Dataset records:
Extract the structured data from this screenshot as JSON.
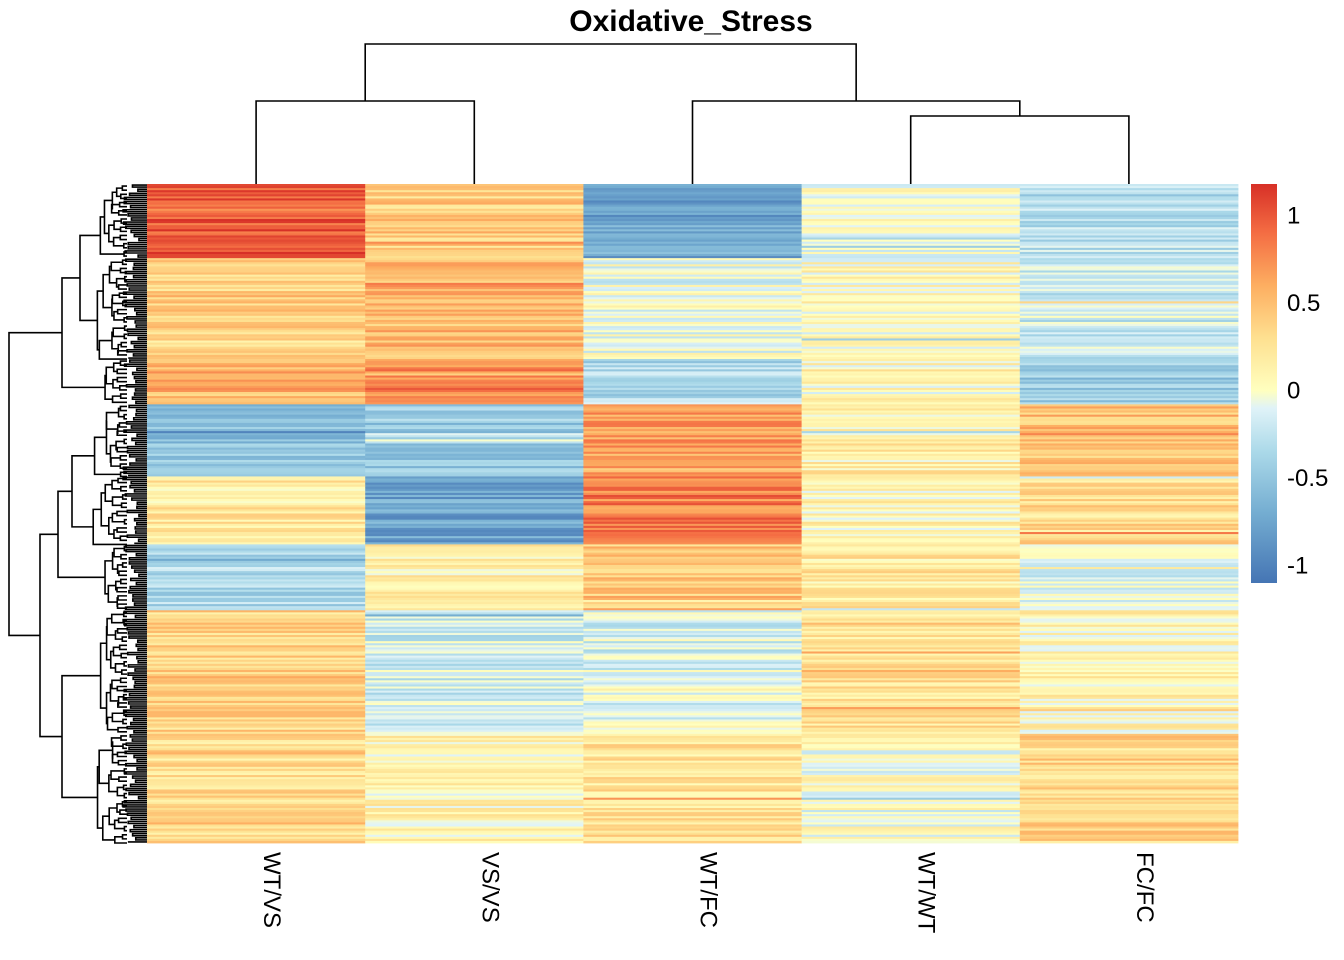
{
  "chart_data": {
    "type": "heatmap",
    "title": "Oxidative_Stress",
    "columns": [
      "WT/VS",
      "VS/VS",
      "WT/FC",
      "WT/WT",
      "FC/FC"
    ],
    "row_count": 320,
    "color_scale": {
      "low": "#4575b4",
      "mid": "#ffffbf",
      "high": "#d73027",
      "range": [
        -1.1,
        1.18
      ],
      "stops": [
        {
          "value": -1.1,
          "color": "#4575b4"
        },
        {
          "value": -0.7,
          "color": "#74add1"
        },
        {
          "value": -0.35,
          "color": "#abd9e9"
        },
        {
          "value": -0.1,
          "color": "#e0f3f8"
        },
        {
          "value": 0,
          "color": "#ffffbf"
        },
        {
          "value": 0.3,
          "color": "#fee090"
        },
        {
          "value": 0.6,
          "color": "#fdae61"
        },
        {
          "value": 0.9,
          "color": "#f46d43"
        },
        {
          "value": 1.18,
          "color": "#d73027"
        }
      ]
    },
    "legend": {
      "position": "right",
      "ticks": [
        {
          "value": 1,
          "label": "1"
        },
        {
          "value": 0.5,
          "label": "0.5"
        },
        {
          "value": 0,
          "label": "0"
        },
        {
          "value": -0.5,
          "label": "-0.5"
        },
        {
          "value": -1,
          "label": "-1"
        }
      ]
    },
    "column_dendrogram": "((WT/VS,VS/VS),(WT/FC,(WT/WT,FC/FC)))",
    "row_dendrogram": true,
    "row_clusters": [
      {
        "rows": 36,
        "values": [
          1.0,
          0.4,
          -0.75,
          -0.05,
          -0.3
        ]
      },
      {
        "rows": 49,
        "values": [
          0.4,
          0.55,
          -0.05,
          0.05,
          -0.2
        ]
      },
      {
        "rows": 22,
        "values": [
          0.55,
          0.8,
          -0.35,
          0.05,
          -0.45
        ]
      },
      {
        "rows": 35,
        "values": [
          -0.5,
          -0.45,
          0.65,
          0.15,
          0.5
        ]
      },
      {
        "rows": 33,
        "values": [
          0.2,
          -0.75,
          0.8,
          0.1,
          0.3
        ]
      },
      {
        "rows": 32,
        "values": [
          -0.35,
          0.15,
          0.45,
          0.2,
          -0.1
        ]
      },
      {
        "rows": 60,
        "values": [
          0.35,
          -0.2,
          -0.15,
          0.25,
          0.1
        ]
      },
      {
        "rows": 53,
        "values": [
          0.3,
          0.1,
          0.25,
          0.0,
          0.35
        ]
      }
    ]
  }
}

WRITTEN REQUEST: Every line containing the string "rows" must be listed.

REPLY TO THE EXERCISE:
        "rows": 36,
        "rows": 49,
        "rows": 22,
        "rows": 35,
        "rows": 33,
        "rows": 32,
        "rows": 60,
        "rows": 53,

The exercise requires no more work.